→ Your objective
Translate this sentence from the report below on the Aurora theater shooting anniversary into Spanish: "It's still difficult for many of those who were here at the time of the shooting."
Source text Start Marker
AURORA, Colo. — On the night of the Aurora theater shooting, dozens of victims were transported to area hospitals, including 18 who went to The Medical Center of Aurora.
Those involved say it was chaotic, but the team at this trauma center is extremely proud of the fact that all 18 of those patients survived.
On Wednesday, 10 years to the day after the shooting – the team of doctors, nurses, and medical professionals here gathered on the helipad outside the hospital for a moment of silence to honor the lives lost and the survivors of the shooting.
“Let’s take a moment of silence to remember,” said the chaplain of the Medical Center of Aurora, David Reeves.
It’s still difficult for many of those who were here at the time of the shooting.
“I think this time of year brings it all up,” said Patrick Coleman, who was a nurse in the ICU at the time of the shooting and is now a trauma coordinator.
“It looked like a war zone,” said Tracy Lauzon, director of trauma services. “There was blood everywhere as you can imagine.”
Source text End Marker
Listed records Start Marker
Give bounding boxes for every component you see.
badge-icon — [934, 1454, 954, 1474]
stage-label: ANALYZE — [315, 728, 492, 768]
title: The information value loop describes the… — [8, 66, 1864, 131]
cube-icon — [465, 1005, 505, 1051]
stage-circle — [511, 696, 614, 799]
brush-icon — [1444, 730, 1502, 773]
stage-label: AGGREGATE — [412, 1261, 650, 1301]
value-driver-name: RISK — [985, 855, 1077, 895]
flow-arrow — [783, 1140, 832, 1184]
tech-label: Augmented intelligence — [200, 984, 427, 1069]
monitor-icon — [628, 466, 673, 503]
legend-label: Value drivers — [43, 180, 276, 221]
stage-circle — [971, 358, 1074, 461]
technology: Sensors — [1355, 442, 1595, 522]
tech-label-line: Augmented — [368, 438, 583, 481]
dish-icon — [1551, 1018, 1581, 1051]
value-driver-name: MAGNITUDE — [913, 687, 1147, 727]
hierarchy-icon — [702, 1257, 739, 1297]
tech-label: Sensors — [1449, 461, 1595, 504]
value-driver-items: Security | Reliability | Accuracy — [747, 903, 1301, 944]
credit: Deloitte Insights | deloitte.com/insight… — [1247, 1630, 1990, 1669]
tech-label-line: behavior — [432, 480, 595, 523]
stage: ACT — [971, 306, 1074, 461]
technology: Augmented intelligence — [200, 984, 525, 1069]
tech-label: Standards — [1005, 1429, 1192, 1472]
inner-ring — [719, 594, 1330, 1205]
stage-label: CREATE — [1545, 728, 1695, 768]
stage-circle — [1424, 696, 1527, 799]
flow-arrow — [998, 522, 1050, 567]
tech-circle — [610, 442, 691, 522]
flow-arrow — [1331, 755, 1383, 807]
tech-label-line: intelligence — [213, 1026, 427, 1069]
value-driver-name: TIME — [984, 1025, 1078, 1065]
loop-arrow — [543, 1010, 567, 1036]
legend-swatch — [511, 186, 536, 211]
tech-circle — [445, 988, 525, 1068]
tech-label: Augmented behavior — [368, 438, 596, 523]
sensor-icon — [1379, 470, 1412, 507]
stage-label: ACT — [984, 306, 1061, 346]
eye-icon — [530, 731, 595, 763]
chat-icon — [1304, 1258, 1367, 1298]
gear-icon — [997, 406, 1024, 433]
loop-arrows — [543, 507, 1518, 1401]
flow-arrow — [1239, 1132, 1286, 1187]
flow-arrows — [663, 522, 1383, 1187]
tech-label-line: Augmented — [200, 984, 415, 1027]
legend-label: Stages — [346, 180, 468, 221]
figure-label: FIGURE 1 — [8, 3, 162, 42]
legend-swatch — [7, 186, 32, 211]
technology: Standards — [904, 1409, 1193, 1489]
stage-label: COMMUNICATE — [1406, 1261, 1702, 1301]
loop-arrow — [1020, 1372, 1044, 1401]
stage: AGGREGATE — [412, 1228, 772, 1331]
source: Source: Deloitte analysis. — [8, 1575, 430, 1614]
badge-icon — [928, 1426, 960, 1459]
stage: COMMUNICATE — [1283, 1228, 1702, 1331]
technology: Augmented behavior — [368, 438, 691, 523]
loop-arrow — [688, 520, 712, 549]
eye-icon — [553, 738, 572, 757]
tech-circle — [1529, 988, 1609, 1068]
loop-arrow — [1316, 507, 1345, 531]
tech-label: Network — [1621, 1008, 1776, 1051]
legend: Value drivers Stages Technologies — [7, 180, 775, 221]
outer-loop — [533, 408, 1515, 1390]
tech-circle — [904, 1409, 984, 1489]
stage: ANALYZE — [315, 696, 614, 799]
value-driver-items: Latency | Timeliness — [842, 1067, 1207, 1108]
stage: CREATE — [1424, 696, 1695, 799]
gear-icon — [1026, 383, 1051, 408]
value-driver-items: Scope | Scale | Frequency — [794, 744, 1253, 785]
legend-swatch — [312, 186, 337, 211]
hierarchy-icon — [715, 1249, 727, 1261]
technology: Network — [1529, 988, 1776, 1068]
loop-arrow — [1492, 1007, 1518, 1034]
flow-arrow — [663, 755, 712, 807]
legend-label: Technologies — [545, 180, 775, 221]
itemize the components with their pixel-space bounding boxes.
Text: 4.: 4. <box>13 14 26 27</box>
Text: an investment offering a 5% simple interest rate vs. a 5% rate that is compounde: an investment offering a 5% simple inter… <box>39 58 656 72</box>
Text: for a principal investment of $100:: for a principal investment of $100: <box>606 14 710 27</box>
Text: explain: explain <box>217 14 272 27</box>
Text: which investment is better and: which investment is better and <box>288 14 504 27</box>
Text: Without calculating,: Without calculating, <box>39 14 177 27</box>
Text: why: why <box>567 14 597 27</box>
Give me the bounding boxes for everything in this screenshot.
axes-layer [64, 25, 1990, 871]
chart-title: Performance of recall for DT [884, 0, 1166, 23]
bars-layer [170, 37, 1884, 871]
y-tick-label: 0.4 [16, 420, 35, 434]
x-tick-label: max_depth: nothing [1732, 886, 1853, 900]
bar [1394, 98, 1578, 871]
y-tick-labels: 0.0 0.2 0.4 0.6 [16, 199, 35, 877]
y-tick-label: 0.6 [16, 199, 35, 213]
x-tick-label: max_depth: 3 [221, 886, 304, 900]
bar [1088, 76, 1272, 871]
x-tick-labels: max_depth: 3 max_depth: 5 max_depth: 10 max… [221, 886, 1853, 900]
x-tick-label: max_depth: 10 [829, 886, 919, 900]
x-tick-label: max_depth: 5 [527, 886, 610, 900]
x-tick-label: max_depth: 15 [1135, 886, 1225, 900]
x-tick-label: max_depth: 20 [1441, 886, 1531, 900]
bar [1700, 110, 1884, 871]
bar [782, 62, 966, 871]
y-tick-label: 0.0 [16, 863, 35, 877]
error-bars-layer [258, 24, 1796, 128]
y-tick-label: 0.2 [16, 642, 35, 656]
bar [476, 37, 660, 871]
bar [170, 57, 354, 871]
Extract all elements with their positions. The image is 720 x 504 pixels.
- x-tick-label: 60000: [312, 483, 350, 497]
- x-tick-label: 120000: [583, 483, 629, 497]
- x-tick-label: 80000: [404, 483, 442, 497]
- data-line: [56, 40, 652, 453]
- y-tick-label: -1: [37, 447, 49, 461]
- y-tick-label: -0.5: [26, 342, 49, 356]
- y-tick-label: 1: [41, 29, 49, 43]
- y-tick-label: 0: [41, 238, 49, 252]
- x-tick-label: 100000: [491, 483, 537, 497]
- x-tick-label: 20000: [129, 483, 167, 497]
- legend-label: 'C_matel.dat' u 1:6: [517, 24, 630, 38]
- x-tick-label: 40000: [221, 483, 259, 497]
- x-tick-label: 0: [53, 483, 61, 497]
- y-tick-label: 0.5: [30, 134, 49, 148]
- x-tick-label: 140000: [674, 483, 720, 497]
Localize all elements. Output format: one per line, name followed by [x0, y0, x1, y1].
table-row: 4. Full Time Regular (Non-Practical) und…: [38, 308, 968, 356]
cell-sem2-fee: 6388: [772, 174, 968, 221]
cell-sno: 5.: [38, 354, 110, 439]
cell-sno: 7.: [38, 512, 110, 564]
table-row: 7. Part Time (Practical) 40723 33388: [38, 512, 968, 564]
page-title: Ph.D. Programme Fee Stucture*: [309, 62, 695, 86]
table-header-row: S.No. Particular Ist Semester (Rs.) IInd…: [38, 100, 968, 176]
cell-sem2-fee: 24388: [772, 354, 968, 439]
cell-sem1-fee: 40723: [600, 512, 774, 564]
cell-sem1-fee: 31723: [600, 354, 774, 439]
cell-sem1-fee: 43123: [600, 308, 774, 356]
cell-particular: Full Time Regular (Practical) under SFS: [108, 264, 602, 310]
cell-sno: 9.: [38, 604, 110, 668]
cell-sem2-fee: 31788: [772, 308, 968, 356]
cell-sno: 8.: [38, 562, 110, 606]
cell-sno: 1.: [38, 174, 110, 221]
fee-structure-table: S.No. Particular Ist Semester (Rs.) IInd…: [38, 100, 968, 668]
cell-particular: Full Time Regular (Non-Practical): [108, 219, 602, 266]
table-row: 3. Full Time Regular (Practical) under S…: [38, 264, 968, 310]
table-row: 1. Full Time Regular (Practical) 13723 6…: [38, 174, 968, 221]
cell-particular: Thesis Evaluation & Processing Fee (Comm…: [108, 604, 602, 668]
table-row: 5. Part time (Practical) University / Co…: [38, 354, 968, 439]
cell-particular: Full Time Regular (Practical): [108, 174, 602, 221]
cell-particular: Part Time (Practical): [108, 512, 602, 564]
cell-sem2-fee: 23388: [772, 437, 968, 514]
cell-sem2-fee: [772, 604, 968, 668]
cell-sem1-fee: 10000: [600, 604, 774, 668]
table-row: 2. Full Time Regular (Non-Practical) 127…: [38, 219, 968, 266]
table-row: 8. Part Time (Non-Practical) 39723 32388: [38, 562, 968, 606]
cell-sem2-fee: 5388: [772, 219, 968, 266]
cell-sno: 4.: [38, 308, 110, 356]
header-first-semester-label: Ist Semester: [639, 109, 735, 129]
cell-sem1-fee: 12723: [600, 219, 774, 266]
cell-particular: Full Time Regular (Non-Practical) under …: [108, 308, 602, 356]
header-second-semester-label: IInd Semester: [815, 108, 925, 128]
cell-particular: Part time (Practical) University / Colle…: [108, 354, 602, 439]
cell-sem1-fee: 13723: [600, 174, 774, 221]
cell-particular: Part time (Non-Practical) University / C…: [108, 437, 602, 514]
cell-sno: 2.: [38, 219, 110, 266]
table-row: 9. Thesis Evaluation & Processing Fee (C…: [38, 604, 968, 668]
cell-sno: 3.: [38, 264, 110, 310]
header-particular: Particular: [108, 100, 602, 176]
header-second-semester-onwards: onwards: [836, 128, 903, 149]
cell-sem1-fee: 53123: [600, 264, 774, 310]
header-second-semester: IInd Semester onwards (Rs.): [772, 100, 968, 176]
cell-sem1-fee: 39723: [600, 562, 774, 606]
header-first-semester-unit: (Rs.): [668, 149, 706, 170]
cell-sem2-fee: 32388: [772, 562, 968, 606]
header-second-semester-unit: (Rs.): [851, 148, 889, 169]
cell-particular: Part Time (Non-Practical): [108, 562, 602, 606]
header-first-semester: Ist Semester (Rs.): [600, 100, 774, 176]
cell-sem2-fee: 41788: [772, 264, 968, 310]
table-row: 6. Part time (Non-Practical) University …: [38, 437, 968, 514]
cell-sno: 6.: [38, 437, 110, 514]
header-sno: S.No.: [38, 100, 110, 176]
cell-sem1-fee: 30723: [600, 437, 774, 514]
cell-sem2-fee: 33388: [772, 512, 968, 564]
Listed records End Marker
→ Answer to this task
Todavía es difícil para muchos de los que estaban aquí en el momento del tiroteo.